Data provided Start Marker

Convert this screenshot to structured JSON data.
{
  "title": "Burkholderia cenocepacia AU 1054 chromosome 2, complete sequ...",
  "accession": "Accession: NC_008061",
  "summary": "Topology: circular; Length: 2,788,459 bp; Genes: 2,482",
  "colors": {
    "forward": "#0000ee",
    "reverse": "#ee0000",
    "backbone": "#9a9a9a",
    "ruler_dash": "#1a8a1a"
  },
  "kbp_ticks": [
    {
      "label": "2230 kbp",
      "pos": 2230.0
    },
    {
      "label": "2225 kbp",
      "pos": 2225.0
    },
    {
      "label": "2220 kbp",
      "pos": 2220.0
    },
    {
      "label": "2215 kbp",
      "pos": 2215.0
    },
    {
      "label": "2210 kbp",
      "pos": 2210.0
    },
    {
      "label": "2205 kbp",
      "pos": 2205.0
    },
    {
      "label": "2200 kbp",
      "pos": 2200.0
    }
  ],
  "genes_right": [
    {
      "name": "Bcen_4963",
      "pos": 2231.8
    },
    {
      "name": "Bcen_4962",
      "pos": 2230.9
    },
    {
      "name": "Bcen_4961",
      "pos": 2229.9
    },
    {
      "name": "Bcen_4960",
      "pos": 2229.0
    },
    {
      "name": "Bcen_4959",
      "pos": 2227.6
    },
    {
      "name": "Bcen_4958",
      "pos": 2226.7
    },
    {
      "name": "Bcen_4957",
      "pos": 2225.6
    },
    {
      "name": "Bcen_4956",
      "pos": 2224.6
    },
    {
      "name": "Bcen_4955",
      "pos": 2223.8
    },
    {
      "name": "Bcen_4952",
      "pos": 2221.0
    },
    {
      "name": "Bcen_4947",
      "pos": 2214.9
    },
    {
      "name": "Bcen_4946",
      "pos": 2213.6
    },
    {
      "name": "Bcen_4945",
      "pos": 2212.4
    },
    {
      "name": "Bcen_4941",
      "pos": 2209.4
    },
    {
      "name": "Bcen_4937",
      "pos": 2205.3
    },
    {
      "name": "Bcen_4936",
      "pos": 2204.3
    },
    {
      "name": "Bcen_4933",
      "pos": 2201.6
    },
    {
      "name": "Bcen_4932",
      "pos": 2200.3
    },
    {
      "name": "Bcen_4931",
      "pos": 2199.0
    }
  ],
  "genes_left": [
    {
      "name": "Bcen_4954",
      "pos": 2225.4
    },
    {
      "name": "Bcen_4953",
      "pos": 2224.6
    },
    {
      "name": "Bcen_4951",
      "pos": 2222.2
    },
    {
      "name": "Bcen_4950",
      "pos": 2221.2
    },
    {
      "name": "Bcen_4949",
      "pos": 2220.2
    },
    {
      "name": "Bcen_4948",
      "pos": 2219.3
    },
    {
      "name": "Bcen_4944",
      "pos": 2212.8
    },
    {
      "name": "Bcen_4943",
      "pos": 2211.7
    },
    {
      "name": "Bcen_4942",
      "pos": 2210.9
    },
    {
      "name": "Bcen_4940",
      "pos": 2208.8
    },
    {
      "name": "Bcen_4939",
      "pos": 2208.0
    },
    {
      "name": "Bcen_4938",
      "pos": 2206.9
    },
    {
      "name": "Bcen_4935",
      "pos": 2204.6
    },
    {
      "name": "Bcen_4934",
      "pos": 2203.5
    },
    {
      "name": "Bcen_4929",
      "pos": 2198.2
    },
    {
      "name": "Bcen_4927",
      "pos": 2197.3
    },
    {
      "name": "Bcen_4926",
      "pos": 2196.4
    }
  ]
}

Data provided End Marker

**Instructions for the task:**
The records above must be transcribed in full, word for word.

**Solution for this problem:**
Convert this screenshot to structured JSON data.
{
  "title": "Burkholderia cenocepacia AU 1054 chromosome 2, complete sequ...",
  "accession": "Accession: NC_008061",
  "summary": "Topology: circular; Length: 2,788,459 bp; Genes: 2,482",
  "colors": {
    "forward": "#0000ee",
    "reverse": "#ee0000",
    "backbone": "#9a9a9a",
    "ruler_dash": "#1a8a1a"
  },
  "kbp_ticks": [
    {
      "label": "2230 kbp",
      "pos": 2230.0
    },
    {
      "label": "2225 kbp",
      "pos": 2225.0
    },
    {
      "label": "2220 kbp",
      "pos": 2220.0
    },
    {
      "label": "2215 kbp",
      "pos": 2215.0
    },
    {
      "label": "2210 kbp",
      "pos": 2210.0
    },
    {
      "label": "2205 kbp",
      "pos": 2205.0
    },
    {
      "label": "2200 kbp",
      "pos": 2200.0
    }
  ],
  "genes_right": [
    {
      "name": "Bcen_4963",
      "pos": 2231.8
    },
    {
      "name": "Bcen_4962",
      "pos": 2230.9
    },
    {
      "name": "Bcen_4961",
      "pos": 2229.9
    },
    {
      "name": "Bcen_4960",
      "pos": 2229.0
    },
    {
      "name": "Bcen_4959",
      "pos": 2227.6
    },
    {
      "name": "Bcen_4958",
      "pos": 2226.7
    },
    {
      "name": "Bcen_4957",
      "pos": 2225.6
    },
    {
      "name": "Bcen_4956",
      "pos": 2224.6
    },
    {
      "name": "Bcen_4955",
      "pos": 2223.8
    },
    {
      "name": "Bcen_4952",
      "pos": 2221.0
    },
    {
      "name": "Bcen_4947",
      "pos": 2214.9
    },
    {
      "name": "Bcen_4946",
      "pos": 2213.6
    },
    {
      "name": "Bcen_4945",
      "pos": 2212.4
    },
    {
      "name": "Bcen_4941",
      "pos": 2209.4
    },
    {
      "name": "Bcen_4937",
      "pos": 2205.3
    },
    {
      "name": "Bcen_4936",
      "pos": 2204.3
    },
    {
      "name": "Bcen_4933",
      "pos": 2201.6
    },
    {
      "name": "Bcen_4932",
      "pos": 2200.3
    },
    {
      "name": "Bcen_4931",
      "pos": 2199.0
    }
  ],
  "genes_left": [
    {
      "name": "Bcen_4954",
      "pos": 2225.4
    },
    {
      "name": "Bcen_4953",
      "pos": 2224.6
    },
    {
      "name": "Bcen_4951",
      "pos": 2222.2
    },
    {
      "name": "Bcen_4950",
      "pos": 2221.2
    },
    {
      "name": "Bcen_4949",
      "pos": 2220.2
    },
    {
      "name": "Bcen_4948",
      "pos": 2219.3
    },
    {
      "name": "Bcen_4944",
      "pos": 2212.8
    },
    {
      "name": "Bcen_4943",
      "pos": 2211.7
    },
    {
      "name": "Bcen_4942",
      "pos": 2210.9
    },
    {
      "name": "Bcen_4940",
      "pos": 2208.8
    },
    {
      "name": "Bcen_4939",
      "pos": 2208.0
    },
    {
      "name": "Bcen_4938",
      "pos": 2206.9
    },
    {
      "name": "Bcen_4935",
      "pos": 2204.6
    },
    {
      "name": "Bcen_4934",
      "pos": 2203.5
    },
    {
      "name": "Bcen_4929",
      "pos": 2198.2
    },
    {
      "name": "Bcen_4927",
      "pos": 2197.3
    },
    {
      "name": "Bcen_4926",
      "pos": 2196.4
    }
  ]
}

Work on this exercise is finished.